▸ Written problem
Records follow. Copy every line with "marker".

========================================

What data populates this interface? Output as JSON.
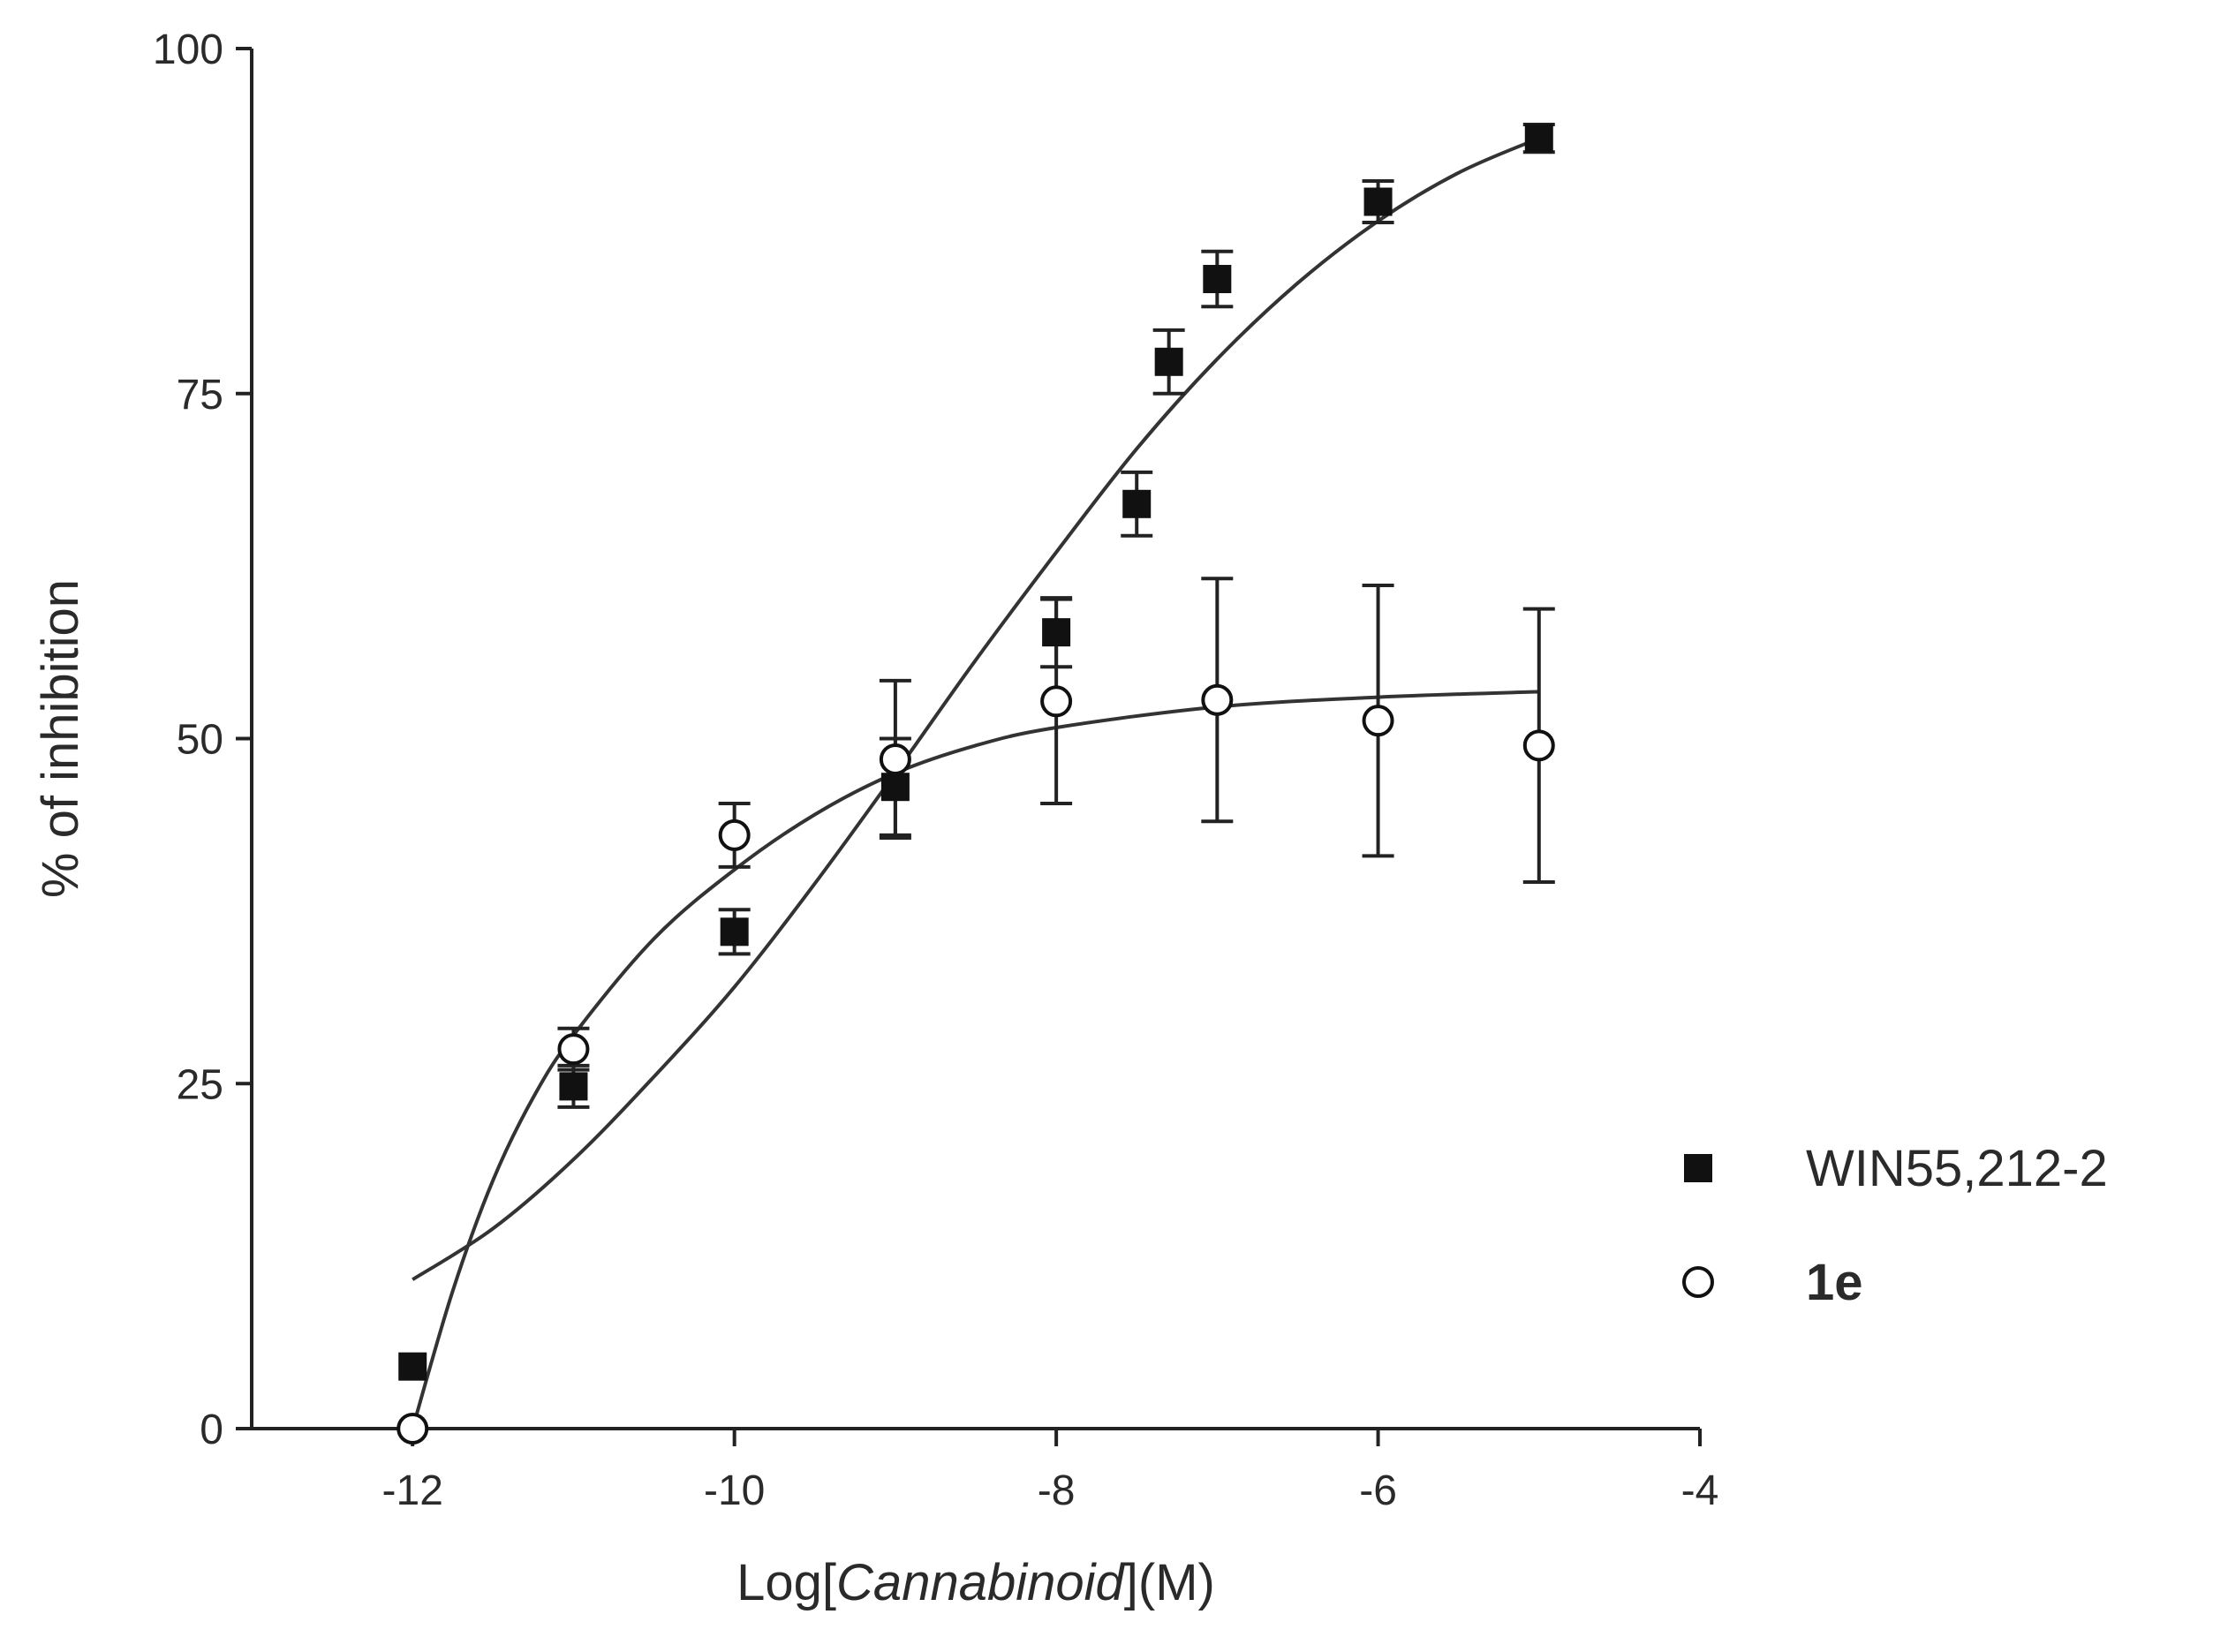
{
  "chart_data": {
    "type": "scatter",
    "xlabel": {
      "prefix": "Log[",
      "italic": "Cannabinoid",
      "suffix": "](M)"
    },
    "ylabel": "% of inhibition",
    "xlim": [
      -13,
      -4
    ],
    "ylim": [
      0,
      100
    ],
    "x_ticks": [
      -12,
      -10,
      -8,
      -6,
      -4
    ],
    "y_ticks": [
      0,
      25,
      50,
      75,
      100
    ],
    "legend_position": "right",
    "grid": false,
    "series": [
      {
        "name": "WIN55,212-2",
        "marker": "filled-square",
        "color": "#111111",
        "points": [
          {
            "x": -12,
            "y": 4.5,
            "err": 0
          },
          {
            "x": -11,
            "y": 24.8,
            "err": 1.5
          },
          {
            "x": -10,
            "y": 36,
            "err": 1.6
          },
          {
            "x": -9,
            "y": 46.5,
            "err": 3.5
          },
          {
            "x": -8,
            "y": 57.7,
            "err": 2.5
          },
          {
            "x": -7.5,
            "y": 67,
            "err": 2.3
          },
          {
            "x": -7.3,
            "y": 77.3,
            "err": 2.3
          },
          {
            "x": -7,
            "y": 83.3,
            "err": 2
          },
          {
            "x": -6,
            "y": 88.9,
            "err": 1.5
          },
          {
            "x": -5,
            "y": 93.5,
            "err": 1
          }
        ],
        "curve": [
          {
            "x": -12,
            "y": 10.8
          },
          {
            "x": -11.5,
            "y": 14.5
          },
          {
            "x": -11,
            "y": 19.5
          },
          {
            "x": -10.5,
            "y": 25.5
          },
          {
            "x": -10,
            "y": 32
          },
          {
            "x": -9.5,
            "y": 39.5
          },
          {
            "x": -9,
            "y": 47.5
          },
          {
            "x": -8.5,
            "y": 55.7
          },
          {
            "x": -8,
            "y": 63.5
          },
          {
            "x": -7.5,
            "y": 71
          },
          {
            "x": -7,
            "y": 77.5
          },
          {
            "x": -6.5,
            "y": 83
          },
          {
            "x": -6,
            "y": 87.5
          },
          {
            "x": -5.5,
            "y": 91
          },
          {
            "x": -5,
            "y": 93.5
          }
        ]
      },
      {
        "name": "1e",
        "marker": "open-circle",
        "color": "#111111",
        "points": [
          {
            "x": -12,
            "y": 0,
            "err": 0
          },
          {
            "x": -11,
            "y": 27.5,
            "err": 1.5
          },
          {
            "x": -10,
            "y": 43,
            "err": 2.3
          },
          {
            "x": -9,
            "y": 48.5,
            "err": 5.7
          },
          {
            "x": -8,
            "y": 52.7,
            "err": 7.4
          },
          {
            "x": -7,
            "y": 52.8,
            "err": 8.8
          },
          {
            "x": -6,
            "y": 51.3,
            "err": 9.8
          },
          {
            "x": -5,
            "y": 49.5,
            "err": 9.9
          }
        ],
        "curve": [
          {
            "x": -12,
            "y": 0
          },
          {
            "x": -11.75,
            "y": 10
          },
          {
            "x": -11.5,
            "y": 18
          },
          {
            "x": -11.25,
            "y": 24
          },
          {
            "x": -11,
            "y": 28.5
          },
          {
            "x": -10.5,
            "y": 35.5
          },
          {
            "x": -10,
            "y": 40.5
          },
          {
            "x": -9.5,
            "y": 44.5
          },
          {
            "x": -9,
            "y": 47.5
          },
          {
            "x": -8.5,
            "y": 49.5
          },
          {
            "x": -8,
            "y": 50.8
          },
          {
            "x": -7,
            "y": 52.3
          },
          {
            "x": -6,
            "y": 53
          },
          {
            "x": -5,
            "y": 53.4
          }
        ]
      }
    ]
  }
}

========================================

▸ The completed task
        "marker": "filled-square",
        "marker": "open-circle",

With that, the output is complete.